Retype the lines of the records without any change, starting at the very first line and ending at the line that contains "- y-tick-label: 0.691: [35, 174, 72, 189]", with both of those lines included.

Annotations of layout elements:
----------

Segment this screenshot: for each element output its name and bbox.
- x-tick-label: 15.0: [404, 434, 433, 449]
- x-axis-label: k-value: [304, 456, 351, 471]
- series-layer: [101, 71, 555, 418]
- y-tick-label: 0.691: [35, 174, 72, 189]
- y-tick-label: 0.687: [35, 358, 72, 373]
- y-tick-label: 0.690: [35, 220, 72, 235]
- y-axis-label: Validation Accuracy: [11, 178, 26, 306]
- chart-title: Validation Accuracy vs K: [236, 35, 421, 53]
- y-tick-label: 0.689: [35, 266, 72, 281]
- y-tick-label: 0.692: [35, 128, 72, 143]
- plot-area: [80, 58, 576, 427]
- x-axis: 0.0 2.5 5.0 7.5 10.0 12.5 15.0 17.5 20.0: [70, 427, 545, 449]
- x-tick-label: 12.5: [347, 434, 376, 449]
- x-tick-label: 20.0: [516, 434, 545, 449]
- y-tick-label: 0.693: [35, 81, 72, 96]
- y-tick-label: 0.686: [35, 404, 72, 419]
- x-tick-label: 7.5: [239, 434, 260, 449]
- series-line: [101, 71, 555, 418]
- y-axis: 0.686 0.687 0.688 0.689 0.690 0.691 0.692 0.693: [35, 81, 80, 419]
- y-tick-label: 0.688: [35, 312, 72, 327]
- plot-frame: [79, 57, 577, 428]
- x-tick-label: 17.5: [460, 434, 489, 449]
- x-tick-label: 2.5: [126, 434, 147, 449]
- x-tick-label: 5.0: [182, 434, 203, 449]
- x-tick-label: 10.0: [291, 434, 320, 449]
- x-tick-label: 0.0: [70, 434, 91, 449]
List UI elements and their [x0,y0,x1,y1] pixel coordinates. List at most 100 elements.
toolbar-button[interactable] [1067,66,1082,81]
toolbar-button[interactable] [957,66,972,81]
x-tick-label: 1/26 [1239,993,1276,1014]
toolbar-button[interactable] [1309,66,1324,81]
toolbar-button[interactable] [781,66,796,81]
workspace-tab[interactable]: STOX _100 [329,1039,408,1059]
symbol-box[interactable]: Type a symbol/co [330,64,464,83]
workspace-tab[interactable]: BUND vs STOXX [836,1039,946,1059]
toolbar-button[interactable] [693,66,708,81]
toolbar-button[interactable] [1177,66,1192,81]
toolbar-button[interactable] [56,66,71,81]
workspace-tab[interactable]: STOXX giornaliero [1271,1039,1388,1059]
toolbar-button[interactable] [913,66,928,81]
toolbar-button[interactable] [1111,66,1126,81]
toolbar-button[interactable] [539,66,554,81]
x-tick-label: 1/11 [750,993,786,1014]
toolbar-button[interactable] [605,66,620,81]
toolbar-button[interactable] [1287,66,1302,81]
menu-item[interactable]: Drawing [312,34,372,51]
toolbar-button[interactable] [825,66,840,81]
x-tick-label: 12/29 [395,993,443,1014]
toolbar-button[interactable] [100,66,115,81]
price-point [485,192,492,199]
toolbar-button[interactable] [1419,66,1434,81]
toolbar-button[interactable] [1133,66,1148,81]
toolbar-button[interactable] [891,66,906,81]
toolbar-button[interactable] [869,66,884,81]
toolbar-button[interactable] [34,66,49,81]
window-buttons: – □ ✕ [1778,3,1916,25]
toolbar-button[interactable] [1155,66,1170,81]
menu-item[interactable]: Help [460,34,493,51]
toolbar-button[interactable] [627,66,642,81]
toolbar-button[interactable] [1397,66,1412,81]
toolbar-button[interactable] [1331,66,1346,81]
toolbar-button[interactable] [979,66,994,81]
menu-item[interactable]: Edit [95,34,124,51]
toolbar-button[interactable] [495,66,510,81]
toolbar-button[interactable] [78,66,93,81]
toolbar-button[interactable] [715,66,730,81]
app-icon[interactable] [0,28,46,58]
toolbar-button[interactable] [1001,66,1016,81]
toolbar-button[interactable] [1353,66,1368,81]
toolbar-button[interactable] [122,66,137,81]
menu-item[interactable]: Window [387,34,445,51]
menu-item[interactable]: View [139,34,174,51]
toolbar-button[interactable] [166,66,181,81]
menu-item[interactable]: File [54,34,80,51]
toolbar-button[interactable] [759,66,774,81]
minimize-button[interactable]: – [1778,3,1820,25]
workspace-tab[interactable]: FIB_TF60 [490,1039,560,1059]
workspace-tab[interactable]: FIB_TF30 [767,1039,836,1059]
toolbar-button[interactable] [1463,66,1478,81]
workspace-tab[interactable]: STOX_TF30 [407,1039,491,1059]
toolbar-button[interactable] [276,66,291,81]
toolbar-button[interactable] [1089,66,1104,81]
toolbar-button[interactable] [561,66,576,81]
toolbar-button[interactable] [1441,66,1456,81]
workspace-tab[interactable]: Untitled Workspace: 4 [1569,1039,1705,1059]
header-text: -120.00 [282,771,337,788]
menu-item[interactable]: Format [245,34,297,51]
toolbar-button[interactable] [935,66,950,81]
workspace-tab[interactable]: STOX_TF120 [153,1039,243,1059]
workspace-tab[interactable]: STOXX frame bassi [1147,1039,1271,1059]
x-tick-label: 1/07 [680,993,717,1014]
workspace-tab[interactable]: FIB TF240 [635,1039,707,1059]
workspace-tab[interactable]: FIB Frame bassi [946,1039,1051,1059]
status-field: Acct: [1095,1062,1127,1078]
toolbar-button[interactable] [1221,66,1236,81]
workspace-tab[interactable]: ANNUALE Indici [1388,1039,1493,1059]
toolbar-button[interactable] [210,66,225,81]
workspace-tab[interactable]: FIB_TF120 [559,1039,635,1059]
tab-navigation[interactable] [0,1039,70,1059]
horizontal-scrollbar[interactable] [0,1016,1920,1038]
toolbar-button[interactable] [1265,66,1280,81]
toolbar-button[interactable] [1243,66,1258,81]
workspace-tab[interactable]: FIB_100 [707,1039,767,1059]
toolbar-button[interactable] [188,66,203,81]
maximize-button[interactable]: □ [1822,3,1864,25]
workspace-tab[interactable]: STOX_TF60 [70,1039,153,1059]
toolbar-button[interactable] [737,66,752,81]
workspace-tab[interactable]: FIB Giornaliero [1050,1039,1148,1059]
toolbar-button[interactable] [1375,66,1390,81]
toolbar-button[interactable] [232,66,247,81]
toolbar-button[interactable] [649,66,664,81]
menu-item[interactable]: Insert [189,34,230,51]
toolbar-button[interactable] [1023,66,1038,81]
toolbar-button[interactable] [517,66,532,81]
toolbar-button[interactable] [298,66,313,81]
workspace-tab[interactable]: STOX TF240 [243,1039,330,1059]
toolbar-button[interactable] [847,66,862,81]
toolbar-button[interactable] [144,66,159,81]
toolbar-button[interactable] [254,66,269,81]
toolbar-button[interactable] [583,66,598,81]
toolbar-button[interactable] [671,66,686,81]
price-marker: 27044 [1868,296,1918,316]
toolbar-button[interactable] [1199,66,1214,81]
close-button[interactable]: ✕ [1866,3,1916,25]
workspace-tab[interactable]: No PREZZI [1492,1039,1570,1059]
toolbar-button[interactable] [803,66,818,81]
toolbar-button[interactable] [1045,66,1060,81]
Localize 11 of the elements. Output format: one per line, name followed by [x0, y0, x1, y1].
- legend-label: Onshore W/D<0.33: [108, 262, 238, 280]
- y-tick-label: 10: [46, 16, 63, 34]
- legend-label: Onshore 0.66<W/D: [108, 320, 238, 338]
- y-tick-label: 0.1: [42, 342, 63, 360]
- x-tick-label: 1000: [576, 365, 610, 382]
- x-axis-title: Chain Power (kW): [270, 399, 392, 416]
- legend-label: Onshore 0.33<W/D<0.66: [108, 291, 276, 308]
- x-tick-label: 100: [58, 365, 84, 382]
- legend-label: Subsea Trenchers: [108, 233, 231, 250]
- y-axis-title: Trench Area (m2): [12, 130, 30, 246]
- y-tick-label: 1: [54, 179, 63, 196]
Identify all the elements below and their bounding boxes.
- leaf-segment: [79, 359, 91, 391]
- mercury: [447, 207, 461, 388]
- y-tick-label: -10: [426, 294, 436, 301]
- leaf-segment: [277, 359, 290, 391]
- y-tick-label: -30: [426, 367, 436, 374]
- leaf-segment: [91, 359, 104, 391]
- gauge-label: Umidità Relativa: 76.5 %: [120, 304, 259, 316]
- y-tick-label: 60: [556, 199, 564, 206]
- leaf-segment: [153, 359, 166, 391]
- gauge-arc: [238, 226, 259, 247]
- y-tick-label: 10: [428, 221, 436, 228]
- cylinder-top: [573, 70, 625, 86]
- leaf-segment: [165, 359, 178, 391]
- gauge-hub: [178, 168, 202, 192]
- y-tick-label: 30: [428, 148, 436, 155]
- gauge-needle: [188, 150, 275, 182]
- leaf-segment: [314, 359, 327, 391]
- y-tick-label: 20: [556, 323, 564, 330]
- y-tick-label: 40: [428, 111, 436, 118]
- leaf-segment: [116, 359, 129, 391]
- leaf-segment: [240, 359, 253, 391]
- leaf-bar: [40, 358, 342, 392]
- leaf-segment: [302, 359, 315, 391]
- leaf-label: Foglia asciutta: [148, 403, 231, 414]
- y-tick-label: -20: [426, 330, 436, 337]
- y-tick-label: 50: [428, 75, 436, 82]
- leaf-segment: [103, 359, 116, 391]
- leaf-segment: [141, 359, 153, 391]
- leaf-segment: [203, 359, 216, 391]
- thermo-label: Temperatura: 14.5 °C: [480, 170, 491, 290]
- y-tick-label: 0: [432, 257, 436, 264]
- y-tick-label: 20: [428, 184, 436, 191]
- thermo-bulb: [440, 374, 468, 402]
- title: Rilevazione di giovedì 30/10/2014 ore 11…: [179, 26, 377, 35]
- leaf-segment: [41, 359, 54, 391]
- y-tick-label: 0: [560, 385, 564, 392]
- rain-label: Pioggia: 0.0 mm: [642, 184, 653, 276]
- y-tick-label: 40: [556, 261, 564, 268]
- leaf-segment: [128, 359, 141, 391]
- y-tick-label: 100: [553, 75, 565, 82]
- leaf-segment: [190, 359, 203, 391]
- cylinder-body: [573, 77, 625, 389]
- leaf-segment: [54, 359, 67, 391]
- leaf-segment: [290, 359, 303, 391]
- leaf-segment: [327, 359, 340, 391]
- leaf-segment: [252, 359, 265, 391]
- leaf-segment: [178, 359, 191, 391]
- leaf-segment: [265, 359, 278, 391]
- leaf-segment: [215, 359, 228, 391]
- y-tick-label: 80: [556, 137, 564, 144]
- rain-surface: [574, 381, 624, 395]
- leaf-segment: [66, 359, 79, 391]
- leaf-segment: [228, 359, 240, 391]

----------

▶ _REPLY_:
Segment this screenshot: for each element output its name and bbox.
- x-tick-label: 15.0: [404, 434, 433, 449]
- x-axis-label: k-value: [304, 456, 351, 471]
- series-layer: [101, 71, 555, 418]
- y-tick-label: 0.691: [35, 174, 72, 189]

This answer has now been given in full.